Adjusting to my a new country wasn't easy. Everything was different and I was homesick. I was happy to see my other relatives that I haven't seen in years or haven't met at all, but missing all the people I left back home and everything I used to do there was much more overwhelming. It was NF that managed to fill that void even just for a little bit. It doesn't replace anything, but it helped me find some sort of solace. I met new friends that I can talk to and share my love for anime with. 




If I were to summarize my experience, as well as the reasons I have posted and am still posting here, it would be something like this: It was a distraction, then it became home, but now—a habit.

When NF upgraded to Xenforo, it was cool at first, but as an extremely sentimental person like myself, I couldn't help but miss the old NF that I've known and used in nearly four years. So I honestly couldn't say that "it is still the same." But even if I become less and less active or not post here anymore or maybe even hate it sometimes, it will always be special to me

Reactions: Like 3 | Winner 2 | Informative 1 | Friendly 1


----------



## Brian (Aug 4, 2016)

- - -

◆ **Short task 1**: According to the forum post about NF, for about how long had the writer known and used the old NF?
◆ **Short task 2**: Condense the paragraph of the forum post about NF that begins "Adjusting to my a new country" into two or three sentences, keeping its main facts.
◆ **Short task 3**: Carry the forum thread about NF forward from the point where it stops.

Element-and-box listing:
- - -

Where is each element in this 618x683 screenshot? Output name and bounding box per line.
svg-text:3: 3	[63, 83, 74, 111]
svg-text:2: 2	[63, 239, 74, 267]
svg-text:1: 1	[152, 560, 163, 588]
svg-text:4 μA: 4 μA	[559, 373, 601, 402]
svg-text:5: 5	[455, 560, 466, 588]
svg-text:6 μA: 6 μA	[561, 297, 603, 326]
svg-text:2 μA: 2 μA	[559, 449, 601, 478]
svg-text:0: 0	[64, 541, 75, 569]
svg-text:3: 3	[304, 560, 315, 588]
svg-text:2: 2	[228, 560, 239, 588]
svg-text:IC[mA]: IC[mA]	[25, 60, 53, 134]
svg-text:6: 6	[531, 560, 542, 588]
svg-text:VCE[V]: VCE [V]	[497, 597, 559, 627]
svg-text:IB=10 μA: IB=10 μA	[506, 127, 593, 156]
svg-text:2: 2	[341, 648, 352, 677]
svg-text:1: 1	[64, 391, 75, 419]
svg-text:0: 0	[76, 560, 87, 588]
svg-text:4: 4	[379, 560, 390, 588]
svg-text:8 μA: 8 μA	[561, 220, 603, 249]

- - -

◆ **Answer 1**: Nearly four years.

◆ **Answer 2**: Adjusting to a new country was hard, and the writer felt homesick; seeing relatives was welcome, but missing the people and activities left behind was far more overwhelming. NF filled that void a little and gave some solace without replacing anything. There the writer met new friends to talk with and share a love of anime.

◆ **Answer 3**:
i don't even know anymore


----------



## Deleted member 73050 (Aug 4, 2016)

Bad habit


----------



## jkujbkjhffd (Aug 4, 2016)

I don't even watch Naruto. I usually post here to discuss other anime.


----------



## Gin (Aug 4, 2016)

to read ddj posts

Reactions: Like 1 | Agree 1 | Winner 2


----------



## Shinobu (Aug 5, 2016)

Main reason is and always was to use and train my English on a daily and regular basis (although I should have rather someone to speak too ).

Also because I want something to laugh to everyday. 

I don't feel bad for posting here, I wouldn't do it in that case, tbh. But I'm not really a big poster anyway.


----------



## FLORIDA MAN (Aug 5, 2016)

because without me this forum would suck even more than it does
im an altruist
i suffer so everyone else suffers less
np

Reactions: Funny 1


----------



## Catamount (Aug 5, 2016)

Shinobu said:


> Main reason is and always was to use and train my English on a daily and regular basis (although I should have rather someone to speak too ).


Forums spoil the language more than help to learn it  at least the vocabulary gets better, that is true


----------



## Kusa (Aug 5, 2016)

Shinobu said:


> Main reason is and always was to use and train my English on a daily and regular basis (although I should have rather someone to speak too ).
> 
> Also because I want something to laugh to everyday.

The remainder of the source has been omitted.